[Given instruction]:
Repeat the material below exactly, with no pictures.

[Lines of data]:

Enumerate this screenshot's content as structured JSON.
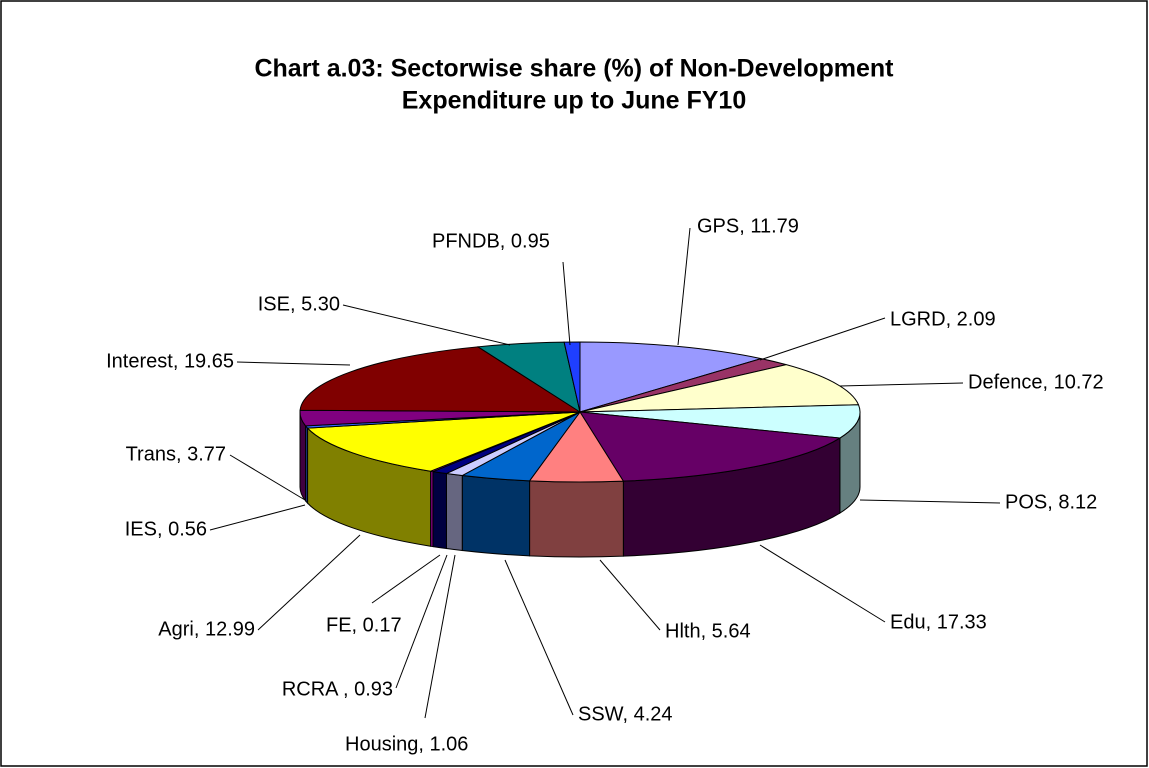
{
  "chart_data": {
    "type": "pie3d",
    "title": [
      "Chart a.03: Sectorwise share (%) of Non-Development",
      "Expenditure up to June FY10"
    ],
    "labels": [
      "GPS, 11.79",
      "LGRD, 2.09",
      "Defence, 10.72",
      "POS, 8.12",
      "Edu, 17.33",
      "Hlth, 5.64",
      "SSW, 4.24",
      "Housing, 1.06",
      "RCRA , 0.93",
      "FE, 0.17",
      "Agri, 12.99",
      "IES, 0.56",
      "Trans, 3.77",
      "Interest, 19.65",
      "ISE, 5.30",
      "PFNDB, 0.95"
    ],
    "values": [
      11.79,
      2.09,
      10.72,
      8.12,
      17.33,
      5.64,
      4.24,
      1.06,
      0.93,
      0.17,
      12.99,
      0.56,
      3.77,
      19.65,
      5.3,
      0.95
    ],
    "colors": [
      "#9999ff",
      "#993366",
      "#ffffcc",
      "#ccffff",
      "#660066",
      "#ff8080",
      "#0066cc",
      "#ccccff",
      "#000080",
      "#ff00ff",
      "#ffff00",
      "#3366ff",
      "#800080",
      "#800000",
      "#008080",
      "#1f3fff"
    ]
  }
}
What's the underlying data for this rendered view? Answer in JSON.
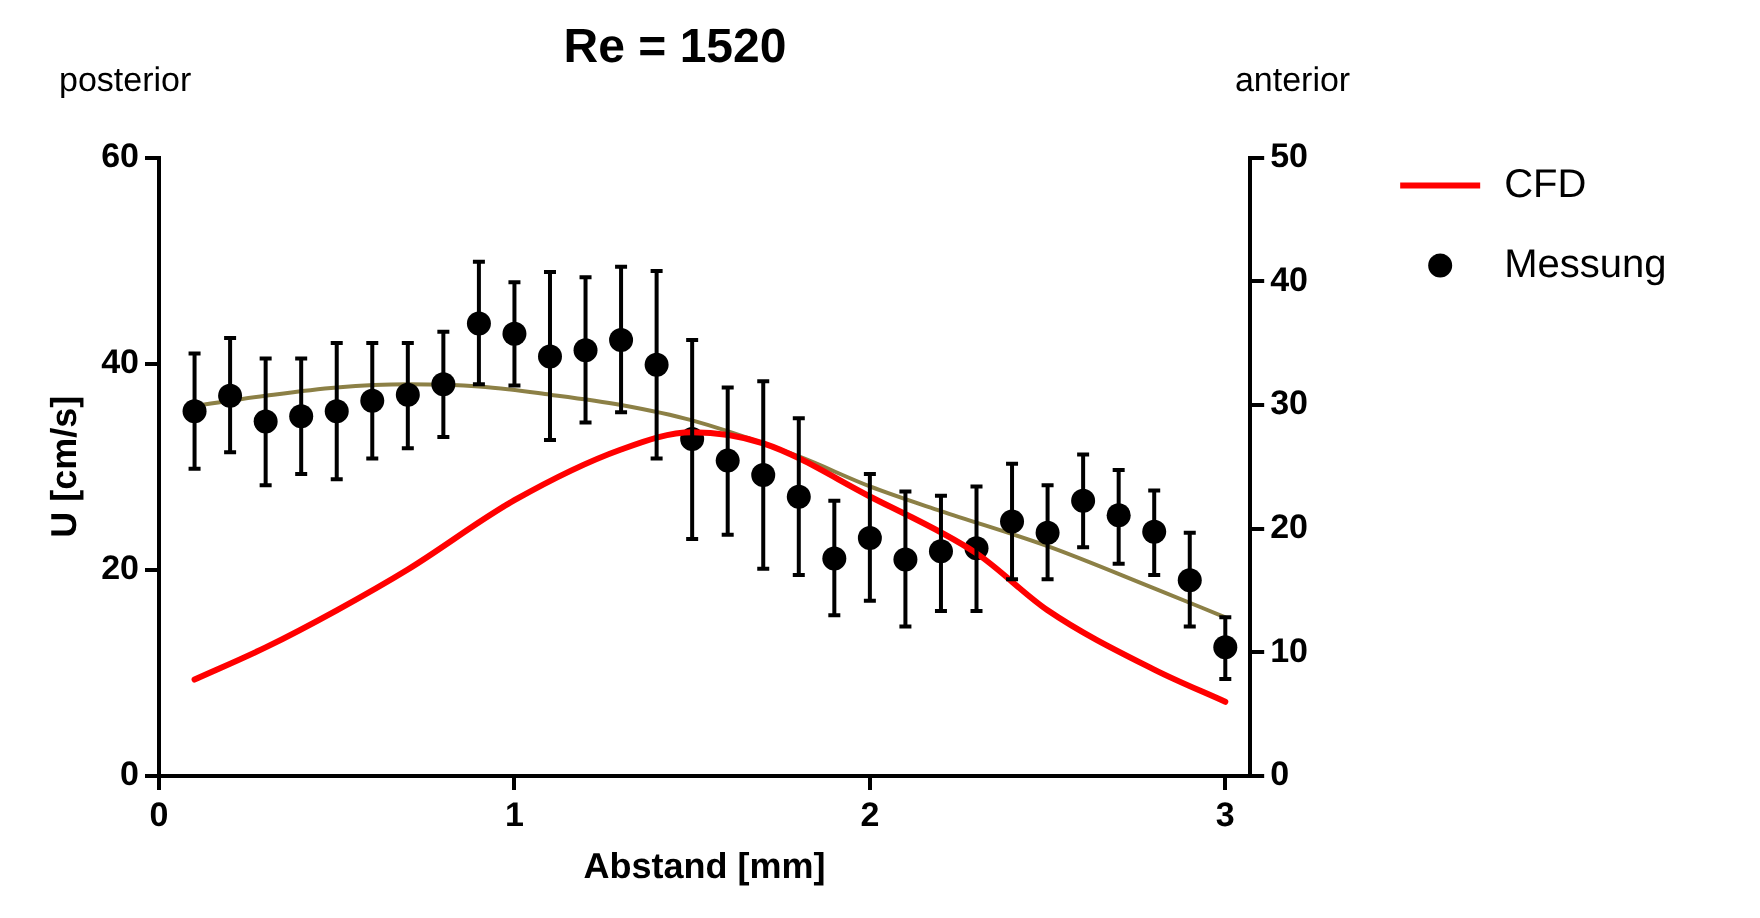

[Solution to this task]:
Enumerate this screenshot's content as structured JSON.
{
  "chart_data": {
    "type": "pie3d",
    "title": [
      "Chart a.03: Sectorwise share (%) of Non-Development",
      "Expenditure up to June FY10"
    ],
    "labels": [
      "GPS, 11.79",
      "LGRD, 2.09",
      "Defence, 10.72",
      "POS, 8.12",
      "Edu, 17.33",
      "Hlth, 5.64",
      "SSW, 4.24",
      "Housing, 1.06",
      "RCRA , 0.93",
      "FE, 0.17",
      "Agri, 12.99",
      "IES, 0.56",
      "Trans, 3.77",
      "Interest, 19.65",
      "ISE, 5.30",
      "PFNDB, 0.95"
    ],
    "values": [
      11.79,
      2.09,
      10.72,
      8.12,
      17.33,
      5.64,
      4.24,
      1.06,
      0.93,
      0.17,
      12.99,
      0.56,
      3.77,
      19.65,
      5.3,
      0.95
    ],
    "colors": [
      "#9999ff",
      "#993366",
      "#ffffcc",
      "#ccffff",
      "#660066",
      "#ff8080",
      "#0066cc",
      "#ccccff",
      "#000080",
      "#ff00ff",
      "#ffff00",
      "#3366ff",
      "#800080",
      "#800000",
      "#008080",
      "#1f3fff"
    ]
  }
}
What's the underlying data for this rendered view? Answer in JSON.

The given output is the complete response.